Supplied data =

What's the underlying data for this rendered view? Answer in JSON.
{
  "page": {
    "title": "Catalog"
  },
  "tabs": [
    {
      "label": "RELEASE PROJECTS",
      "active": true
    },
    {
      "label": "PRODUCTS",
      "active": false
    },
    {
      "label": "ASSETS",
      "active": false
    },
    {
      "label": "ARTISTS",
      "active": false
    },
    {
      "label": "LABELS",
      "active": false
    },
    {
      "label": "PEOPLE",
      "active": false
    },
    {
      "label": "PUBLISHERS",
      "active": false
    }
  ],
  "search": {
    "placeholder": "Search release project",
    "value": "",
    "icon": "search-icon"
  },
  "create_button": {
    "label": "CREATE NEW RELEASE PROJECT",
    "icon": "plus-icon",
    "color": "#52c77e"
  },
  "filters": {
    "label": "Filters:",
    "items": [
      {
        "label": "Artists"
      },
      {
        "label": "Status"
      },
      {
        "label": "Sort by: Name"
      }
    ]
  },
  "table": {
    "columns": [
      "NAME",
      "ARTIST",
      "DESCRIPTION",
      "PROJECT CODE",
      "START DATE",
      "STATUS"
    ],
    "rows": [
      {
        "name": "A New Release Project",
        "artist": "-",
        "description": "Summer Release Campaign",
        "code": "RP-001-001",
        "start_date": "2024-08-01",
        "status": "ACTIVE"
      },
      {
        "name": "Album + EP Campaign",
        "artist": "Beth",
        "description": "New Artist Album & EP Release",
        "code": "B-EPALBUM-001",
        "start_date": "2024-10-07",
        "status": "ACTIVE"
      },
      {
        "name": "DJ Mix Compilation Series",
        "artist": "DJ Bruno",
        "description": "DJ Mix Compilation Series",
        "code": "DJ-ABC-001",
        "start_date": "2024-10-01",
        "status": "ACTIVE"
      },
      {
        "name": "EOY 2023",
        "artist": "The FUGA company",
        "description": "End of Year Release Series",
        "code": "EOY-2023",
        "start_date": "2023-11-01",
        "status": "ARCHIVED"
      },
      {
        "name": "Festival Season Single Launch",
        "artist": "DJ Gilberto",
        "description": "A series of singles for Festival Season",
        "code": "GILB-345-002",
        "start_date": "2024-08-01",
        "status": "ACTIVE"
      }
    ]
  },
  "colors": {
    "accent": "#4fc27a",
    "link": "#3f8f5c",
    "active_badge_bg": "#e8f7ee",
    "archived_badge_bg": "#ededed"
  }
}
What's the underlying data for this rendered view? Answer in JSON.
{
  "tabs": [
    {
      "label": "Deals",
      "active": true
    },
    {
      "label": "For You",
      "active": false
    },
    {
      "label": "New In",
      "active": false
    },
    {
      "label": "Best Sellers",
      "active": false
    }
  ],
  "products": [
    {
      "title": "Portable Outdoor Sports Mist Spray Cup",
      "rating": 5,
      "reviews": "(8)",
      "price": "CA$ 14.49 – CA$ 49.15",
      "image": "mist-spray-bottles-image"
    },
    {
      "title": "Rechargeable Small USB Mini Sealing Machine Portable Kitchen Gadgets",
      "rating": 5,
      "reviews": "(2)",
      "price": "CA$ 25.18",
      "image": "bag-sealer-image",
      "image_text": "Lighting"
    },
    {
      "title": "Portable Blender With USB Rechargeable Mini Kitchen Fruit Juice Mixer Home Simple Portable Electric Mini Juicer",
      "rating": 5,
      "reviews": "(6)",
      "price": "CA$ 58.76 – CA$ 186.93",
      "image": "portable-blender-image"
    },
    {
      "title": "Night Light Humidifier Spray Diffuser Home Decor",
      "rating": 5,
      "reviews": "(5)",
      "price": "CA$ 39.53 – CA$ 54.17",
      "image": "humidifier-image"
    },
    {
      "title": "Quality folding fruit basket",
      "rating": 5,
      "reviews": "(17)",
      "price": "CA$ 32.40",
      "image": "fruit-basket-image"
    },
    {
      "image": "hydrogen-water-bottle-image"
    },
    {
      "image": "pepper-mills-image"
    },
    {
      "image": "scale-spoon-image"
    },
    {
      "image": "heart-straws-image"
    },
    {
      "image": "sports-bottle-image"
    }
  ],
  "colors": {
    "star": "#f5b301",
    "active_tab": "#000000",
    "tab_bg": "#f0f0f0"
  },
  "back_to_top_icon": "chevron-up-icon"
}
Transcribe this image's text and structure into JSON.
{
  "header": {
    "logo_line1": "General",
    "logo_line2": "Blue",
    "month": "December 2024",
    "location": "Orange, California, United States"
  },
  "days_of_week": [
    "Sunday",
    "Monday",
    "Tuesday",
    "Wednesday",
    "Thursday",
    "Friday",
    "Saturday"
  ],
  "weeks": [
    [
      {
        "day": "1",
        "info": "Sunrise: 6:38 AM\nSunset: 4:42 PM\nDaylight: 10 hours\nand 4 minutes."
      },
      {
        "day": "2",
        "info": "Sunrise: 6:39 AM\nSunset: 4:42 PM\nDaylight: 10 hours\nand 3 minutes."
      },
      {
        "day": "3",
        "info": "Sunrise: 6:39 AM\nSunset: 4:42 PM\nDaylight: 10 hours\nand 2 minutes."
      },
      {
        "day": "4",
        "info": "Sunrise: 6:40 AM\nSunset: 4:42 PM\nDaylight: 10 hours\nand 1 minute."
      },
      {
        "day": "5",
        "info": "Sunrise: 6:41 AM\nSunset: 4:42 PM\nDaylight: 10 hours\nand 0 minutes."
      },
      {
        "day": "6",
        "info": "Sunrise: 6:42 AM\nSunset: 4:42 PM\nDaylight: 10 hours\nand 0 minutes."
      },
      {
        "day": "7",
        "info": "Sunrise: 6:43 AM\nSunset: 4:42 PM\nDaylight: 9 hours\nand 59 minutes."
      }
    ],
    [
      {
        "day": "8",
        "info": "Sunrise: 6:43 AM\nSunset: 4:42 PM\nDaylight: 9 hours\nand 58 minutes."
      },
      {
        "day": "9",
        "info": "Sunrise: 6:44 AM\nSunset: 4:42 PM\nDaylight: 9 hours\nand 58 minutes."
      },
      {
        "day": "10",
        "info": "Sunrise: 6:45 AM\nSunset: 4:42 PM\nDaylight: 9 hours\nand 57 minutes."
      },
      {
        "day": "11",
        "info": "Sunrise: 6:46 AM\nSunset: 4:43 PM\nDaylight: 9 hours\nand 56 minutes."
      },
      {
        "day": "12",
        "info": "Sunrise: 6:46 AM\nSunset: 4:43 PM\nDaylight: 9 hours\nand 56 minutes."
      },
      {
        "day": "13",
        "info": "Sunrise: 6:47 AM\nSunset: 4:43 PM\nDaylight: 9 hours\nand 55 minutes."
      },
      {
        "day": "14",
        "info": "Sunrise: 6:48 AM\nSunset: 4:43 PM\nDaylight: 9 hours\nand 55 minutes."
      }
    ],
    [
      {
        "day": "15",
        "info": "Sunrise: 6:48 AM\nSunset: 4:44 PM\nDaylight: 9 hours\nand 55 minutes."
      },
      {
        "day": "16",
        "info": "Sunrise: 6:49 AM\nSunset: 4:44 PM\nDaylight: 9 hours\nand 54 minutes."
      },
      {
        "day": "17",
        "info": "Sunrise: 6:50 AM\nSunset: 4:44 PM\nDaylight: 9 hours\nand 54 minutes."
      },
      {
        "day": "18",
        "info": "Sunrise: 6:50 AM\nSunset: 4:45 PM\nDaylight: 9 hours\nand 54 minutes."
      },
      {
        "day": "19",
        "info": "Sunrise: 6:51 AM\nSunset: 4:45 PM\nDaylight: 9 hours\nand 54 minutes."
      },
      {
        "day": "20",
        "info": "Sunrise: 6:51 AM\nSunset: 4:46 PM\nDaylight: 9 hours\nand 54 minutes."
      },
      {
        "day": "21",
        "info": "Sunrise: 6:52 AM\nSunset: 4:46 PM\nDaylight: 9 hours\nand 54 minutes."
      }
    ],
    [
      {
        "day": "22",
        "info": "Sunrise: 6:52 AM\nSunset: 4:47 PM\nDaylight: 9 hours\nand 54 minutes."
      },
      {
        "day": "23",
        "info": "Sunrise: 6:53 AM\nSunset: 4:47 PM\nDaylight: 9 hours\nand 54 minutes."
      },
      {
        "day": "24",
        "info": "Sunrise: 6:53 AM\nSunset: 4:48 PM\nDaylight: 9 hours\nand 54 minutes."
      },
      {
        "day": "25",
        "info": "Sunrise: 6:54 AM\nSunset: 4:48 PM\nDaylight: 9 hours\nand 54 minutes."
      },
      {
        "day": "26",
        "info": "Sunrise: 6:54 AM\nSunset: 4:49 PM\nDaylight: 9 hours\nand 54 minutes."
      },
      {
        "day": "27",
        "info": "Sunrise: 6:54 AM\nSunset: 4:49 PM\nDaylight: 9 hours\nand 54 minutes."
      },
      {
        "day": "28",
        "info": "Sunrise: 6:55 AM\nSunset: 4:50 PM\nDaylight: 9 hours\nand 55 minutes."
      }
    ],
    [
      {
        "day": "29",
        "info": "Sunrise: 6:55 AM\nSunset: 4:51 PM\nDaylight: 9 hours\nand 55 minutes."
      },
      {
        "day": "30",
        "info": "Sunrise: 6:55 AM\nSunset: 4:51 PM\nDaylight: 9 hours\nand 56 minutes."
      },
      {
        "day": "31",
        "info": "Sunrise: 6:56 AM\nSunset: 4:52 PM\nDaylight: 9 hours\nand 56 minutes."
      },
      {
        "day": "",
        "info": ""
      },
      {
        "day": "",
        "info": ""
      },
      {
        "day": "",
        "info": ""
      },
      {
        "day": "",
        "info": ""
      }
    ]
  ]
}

What you will do = Reply with nothing except the number of lines in the listing above that include the string "Season".

Solution for this task = 2